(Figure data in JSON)

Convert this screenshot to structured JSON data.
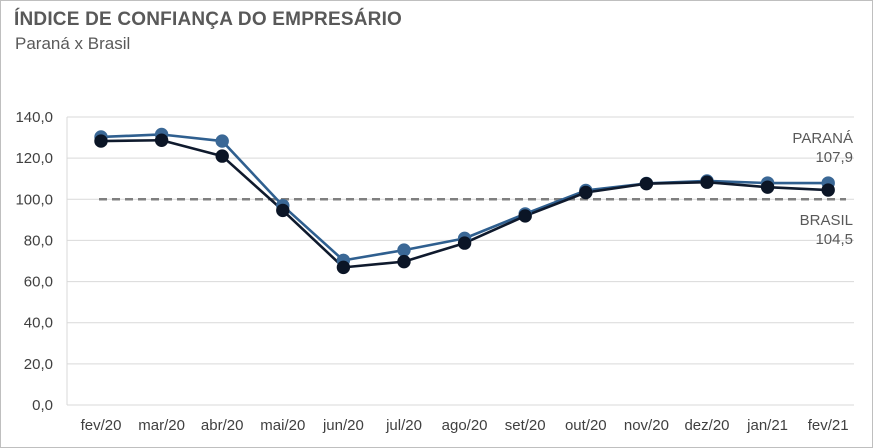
{
  "header": {
    "title": "ÍNDICE DE CONFIANÇA DO EMPRESÁRIO",
    "subtitle": "Paraná x Brasil"
  },
  "colors": {
    "parana": "#2f5f8f",
    "parana_marker": "#3b6896",
    "brasil": "#0f1a2d",
    "brasil_marker": "#0b1526",
    "reference_line": "#7f7f7f",
    "grid": "#d9d9d9"
  },
  "chart_data": {
    "type": "line",
    "title": "ÍNDICE DE CONFIANÇA DO EMPRESÁRIO",
    "subtitle": "Paraná x Brasil",
    "categories": [
      "fev/20",
      "mar/20",
      "abr/20",
      "mai/20",
      "jun/20",
      "jul/20",
      "ago/20",
      "set/20",
      "out/20",
      "nov/20",
      "dez/20",
      "jan/21",
      "fev/21"
    ],
    "series": [
      {
        "name": "PARANÁ",
        "values": [
          130.3,
          131.5,
          128.3,
          96.9,
          70.3,
          75.3,
          81.0,
          92.9,
          104.3,
          107.7,
          108.9,
          107.9,
          107.9
        ]
      },
      {
        "name": "BRASIL",
        "values": [
          128.3,
          128.7,
          121.0,
          94.6,
          66.9,
          69.7,
          78.7,
          91.9,
          103.3,
          107.6,
          108.3,
          105.9,
          104.5
        ]
      }
    ],
    "reference_line": 100,
    "ylim": [
      0,
      140
    ],
    "yticks": [
      "0,0",
      "20,0",
      "40,0",
      "60,0",
      "80,0",
      "100,0",
      "120,0",
      "140,0"
    ],
    "end_labels": [
      {
        "series": "PARANÁ",
        "name": "PARANÁ",
        "value": "107,9"
      },
      {
        "series": "BRASIL",
        "name": "BRASIL",
        "value": "104,5"
      }
    ],
    "grid": true,
    "legend": "none"
  }
}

→ **What you need to do**
Reply with one number: the count of lines in the entries that include the word "subtitle".

→ **Exercise result**
2